TASK GOAL
Set down each entry exactly as given; pictures should not appear in the copy.

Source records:
------------------------

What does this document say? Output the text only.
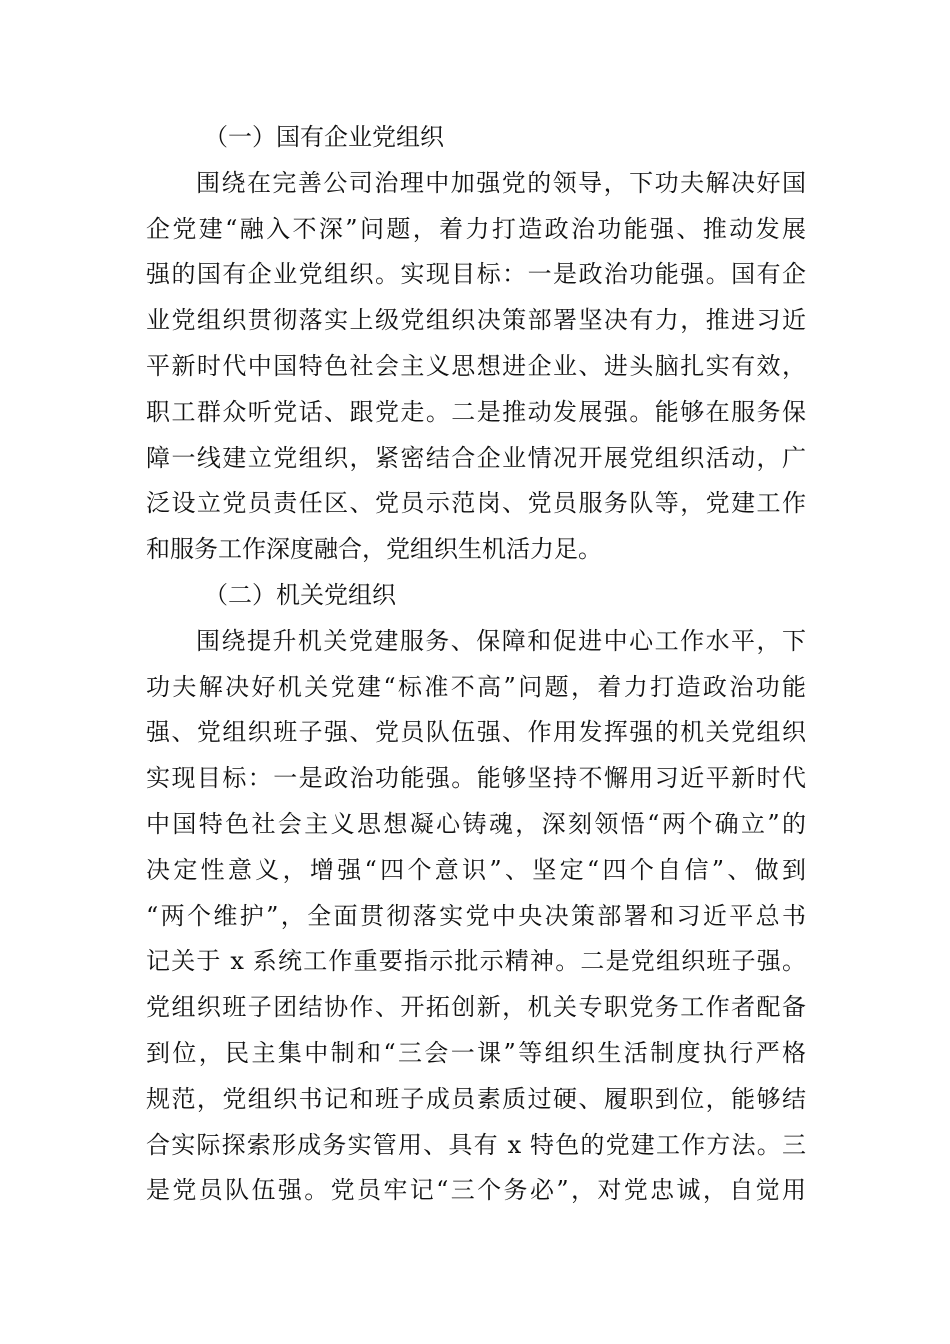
（一）国有企业党组织
围绕在完善公司治理中加强党的领导，下功夫解决好国
企党建“融入不深”问题，着力打造政治功能强、推动发展
强的国有企业党组织。实现目标：一是政治功能强。国有企
业党组织贯彻落实上级党组织决策部署坚决有力，推进习近
平新时代中国特色社会主义思想进企业、进头脑扎实有效，
职工群众听党话、跟党走。二是推动发展强。能够在服务保
障一线建立党组织，紧密结合企业情况开展党组织活动，广
泛设立党员责任区、党员示范岗、党员服务队等，党建工作
和服务工作深度融合，党组织生机活力足。
（二）机关党组织
围绕提升机关党建服务、保障和促进中心工作水平，下
功夫解决好机关党建“标准不高”问题，着力打造政治功能
强、党组织班子强、党员队伍强、作用发挥强的机关党组织
实现目标：一是政治功能强。能够坚持不懈用习近平新时代
中国特色社会主义思想凝心铸魂，深刻领悟“两个确立”的
决定性意义，增强“四个意识”、坚定“四个自信”、做到
“两个维护”，全面贯彻落实党中央决策部署和习近平总书
记关于 x 系统工作重要指示批示精神。二是党组织班子强。
党组织班子团结协作、开拓创新，机关专职党务工作者配备
到位，民主集中制和“三会一课”等组织生活制度执行严格
规范，党组织书记和班子成员素质过硬、履职到位，能够结
合实际探索形成务实管用、具有 x 特色的党建工作方法。三
是党员队伍强。党员牢记“三个务必”，对党忠诚，自觉用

------------------------

EXERCISE ANSWER
What does this document say? Output the text only.
（一）国有企业党组织
围绕在完善公司治理中加强党的领导，下功夫解决好国
企党建“融入不深”问题，着力打造政治功能强、推动发展
强的国有企业党组织。实现目标：一是政治功能强。国有企
业党组织贯彻落实上级党组织决策部署坚决有力，推进习近
平新时代中国特色社会主义思想进企业、进头脑扎实有效，
职工群众听党话、跟党走。二是推动发展强。能够在服务保
障一线建立党组织，紧密结合企业情况开展党组织活动，广
泛设立党员责任区、党员示范岗、党员服务队等，党建工作
和服务工作深度融合，党组织生机活力足。
（二）机关党组织
围绕提升机关党建服务、保障和促进中心工作水平，下
功夫解决好机关党建“标准不高”问题，着力打造政治功能
强、党组织班子强、党员队伍强、作用发挥强的机关党组织
实现目标：一是政治功能强。能够坚持不懈用习近平新时代
中国特色社会主义思想凝心铸魂，深刻领悟“两个确立”的
决定性意义，增强“四个意识”、坚定“四个自信”、做到
“两个维护”，全面贯彻落实党中央决策部署和习近平总书
记关于 x 系统工作重要指示批示精神。二是党组织班子强。
党组织班子团结协作、开拓创新，机关专职党务工作者配备
到位，民主集中制和“三会一课”等组织生活制度执行严格
规范，党组织书记和班子成员素质过硬、履职到位，能够结
合实际探索形成务实管用、具有 x 特色的党建工作方法。三
是党员队伍强。党员牢记“三个务必”，对党忠诚，自觉用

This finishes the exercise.